Scan the listing below and copy every line holding "structured".

[Data records]
──────────

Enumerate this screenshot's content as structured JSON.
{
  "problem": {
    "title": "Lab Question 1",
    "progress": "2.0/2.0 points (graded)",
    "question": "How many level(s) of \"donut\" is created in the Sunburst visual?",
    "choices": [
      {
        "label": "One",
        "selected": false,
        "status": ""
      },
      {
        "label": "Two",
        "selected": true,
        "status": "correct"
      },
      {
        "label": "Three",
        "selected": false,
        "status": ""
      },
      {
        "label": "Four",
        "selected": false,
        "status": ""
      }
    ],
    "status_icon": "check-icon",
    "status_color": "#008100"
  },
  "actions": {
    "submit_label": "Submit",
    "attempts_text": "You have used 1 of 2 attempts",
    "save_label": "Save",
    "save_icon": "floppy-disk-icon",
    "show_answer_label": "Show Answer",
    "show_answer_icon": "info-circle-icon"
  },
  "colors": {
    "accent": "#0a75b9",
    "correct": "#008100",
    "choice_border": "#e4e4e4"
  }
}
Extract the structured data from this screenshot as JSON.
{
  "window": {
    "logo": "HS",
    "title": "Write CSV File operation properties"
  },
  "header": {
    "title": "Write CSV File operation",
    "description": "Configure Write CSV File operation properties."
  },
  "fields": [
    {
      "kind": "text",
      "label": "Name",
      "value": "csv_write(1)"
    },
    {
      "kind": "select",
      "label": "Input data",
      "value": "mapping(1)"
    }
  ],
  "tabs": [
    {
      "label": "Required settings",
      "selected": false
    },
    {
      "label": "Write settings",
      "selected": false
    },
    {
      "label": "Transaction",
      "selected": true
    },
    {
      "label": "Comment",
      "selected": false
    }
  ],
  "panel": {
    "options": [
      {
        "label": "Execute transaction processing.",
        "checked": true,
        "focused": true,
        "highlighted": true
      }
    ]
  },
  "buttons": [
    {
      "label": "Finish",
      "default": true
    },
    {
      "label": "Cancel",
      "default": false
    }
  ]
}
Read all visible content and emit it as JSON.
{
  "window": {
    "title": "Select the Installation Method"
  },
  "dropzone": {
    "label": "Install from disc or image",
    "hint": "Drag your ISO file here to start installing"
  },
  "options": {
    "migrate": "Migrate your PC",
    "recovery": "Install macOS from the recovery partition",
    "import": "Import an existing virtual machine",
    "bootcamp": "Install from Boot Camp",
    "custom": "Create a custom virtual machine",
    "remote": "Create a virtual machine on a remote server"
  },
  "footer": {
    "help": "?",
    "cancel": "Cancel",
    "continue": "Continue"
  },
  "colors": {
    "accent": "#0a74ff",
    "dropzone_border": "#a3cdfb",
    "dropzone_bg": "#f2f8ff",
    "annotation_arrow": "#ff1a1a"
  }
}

──────────

» **Solution**
Enumerate this screenshot's content as structured JSON.
Extract the structured data from this screenshot as JSON.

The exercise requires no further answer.